### Requirements
Of the lines in the listing, how many include the string "lived"? Write the number and nothing else.

### Given information
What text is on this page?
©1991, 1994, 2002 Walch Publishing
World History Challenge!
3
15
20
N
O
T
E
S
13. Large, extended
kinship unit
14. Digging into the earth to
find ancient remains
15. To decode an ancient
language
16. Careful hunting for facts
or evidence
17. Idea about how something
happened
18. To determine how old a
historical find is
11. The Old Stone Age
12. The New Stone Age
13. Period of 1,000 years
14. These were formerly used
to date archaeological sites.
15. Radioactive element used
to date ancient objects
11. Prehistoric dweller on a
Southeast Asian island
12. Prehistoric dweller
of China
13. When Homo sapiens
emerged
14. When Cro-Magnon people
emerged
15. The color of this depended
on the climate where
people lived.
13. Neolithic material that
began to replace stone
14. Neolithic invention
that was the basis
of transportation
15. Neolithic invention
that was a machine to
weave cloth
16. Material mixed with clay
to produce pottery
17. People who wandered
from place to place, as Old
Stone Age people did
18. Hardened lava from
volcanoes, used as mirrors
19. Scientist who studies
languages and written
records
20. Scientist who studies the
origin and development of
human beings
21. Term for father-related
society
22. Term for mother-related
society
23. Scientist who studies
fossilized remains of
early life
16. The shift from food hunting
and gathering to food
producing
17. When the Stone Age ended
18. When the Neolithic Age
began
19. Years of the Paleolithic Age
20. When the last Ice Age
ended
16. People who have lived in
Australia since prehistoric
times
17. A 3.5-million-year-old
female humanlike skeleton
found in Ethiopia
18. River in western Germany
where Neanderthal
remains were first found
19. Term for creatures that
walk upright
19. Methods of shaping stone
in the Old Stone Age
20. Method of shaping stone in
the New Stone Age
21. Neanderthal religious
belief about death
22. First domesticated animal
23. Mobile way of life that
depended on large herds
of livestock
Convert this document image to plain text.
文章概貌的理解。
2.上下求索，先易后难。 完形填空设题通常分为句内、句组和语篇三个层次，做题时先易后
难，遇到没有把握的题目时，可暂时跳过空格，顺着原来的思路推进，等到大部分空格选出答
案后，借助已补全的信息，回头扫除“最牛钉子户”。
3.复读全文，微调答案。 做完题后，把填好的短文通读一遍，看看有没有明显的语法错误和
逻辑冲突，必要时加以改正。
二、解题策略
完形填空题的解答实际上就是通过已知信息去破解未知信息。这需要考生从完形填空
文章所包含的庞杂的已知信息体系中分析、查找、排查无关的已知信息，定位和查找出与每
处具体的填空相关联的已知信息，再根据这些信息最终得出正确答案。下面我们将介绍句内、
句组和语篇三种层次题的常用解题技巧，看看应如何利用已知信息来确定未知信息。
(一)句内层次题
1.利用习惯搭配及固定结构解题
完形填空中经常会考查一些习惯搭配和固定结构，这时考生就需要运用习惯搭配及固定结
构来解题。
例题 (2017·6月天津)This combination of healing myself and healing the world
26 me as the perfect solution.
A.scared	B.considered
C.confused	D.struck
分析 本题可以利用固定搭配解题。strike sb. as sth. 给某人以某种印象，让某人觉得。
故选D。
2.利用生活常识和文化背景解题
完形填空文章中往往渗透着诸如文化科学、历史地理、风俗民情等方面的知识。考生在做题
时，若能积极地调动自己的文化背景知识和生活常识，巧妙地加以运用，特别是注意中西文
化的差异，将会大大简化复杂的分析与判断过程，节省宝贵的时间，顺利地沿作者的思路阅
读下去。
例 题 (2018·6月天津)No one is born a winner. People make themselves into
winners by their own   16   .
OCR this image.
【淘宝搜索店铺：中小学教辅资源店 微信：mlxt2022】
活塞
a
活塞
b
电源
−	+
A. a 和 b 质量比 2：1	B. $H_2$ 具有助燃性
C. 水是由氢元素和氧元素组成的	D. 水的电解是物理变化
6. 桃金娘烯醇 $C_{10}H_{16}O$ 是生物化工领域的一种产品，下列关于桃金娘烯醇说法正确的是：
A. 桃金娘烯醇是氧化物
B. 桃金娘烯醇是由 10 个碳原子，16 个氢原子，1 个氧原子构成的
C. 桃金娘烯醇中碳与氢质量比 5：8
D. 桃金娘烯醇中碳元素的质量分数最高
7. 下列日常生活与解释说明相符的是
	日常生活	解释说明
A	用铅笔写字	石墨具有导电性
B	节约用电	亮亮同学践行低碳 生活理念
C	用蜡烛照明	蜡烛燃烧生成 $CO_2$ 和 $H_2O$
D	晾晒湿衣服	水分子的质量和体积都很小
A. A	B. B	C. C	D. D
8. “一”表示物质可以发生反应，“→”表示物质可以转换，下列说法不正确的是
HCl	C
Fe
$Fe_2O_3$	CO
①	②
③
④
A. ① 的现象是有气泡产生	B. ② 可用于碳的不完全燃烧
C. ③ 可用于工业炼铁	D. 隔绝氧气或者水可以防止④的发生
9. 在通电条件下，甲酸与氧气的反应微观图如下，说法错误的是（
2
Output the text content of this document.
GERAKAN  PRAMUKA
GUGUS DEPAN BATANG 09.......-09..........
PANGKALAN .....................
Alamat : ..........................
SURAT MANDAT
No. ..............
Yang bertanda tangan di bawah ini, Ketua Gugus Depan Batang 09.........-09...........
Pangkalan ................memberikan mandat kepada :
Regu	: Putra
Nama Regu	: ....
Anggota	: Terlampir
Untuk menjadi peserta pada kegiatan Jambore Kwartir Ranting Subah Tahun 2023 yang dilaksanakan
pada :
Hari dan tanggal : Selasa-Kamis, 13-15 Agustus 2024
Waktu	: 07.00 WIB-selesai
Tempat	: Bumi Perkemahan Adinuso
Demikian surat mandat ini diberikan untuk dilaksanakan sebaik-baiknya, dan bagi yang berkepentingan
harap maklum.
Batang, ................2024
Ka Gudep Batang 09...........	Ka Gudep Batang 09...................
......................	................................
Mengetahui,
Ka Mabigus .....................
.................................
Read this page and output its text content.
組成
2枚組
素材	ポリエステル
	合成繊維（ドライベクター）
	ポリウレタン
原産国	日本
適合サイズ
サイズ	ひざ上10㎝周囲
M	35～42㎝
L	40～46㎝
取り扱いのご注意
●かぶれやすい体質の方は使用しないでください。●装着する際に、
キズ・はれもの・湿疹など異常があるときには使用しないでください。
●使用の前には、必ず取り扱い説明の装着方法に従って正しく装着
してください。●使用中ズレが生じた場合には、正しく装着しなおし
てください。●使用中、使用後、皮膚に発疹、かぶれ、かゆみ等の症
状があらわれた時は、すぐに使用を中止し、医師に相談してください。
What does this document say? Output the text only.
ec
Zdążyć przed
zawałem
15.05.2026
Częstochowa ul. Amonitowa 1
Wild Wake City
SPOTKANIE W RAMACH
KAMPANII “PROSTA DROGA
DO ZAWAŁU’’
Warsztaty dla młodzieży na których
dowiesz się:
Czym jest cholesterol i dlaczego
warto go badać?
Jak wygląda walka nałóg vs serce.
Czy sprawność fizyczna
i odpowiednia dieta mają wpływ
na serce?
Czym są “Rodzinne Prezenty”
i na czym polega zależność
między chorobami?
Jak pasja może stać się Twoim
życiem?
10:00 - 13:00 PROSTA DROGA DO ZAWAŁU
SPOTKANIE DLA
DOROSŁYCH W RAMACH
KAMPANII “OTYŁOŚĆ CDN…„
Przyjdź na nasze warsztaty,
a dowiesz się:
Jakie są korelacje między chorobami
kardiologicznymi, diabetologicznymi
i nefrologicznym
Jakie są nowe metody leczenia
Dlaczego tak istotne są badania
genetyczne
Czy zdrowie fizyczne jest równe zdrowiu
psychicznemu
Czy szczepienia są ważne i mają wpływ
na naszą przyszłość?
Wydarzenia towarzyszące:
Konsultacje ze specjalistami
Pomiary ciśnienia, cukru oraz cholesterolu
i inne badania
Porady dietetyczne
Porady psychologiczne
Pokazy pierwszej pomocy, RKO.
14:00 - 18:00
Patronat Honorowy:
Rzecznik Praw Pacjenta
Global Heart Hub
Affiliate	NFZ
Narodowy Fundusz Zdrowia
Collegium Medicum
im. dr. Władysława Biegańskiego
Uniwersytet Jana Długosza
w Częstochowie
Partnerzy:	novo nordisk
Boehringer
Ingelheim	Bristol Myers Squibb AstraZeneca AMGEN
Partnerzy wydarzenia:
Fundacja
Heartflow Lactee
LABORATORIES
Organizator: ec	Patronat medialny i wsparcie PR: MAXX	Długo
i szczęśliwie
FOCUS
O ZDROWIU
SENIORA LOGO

### Expected answer
2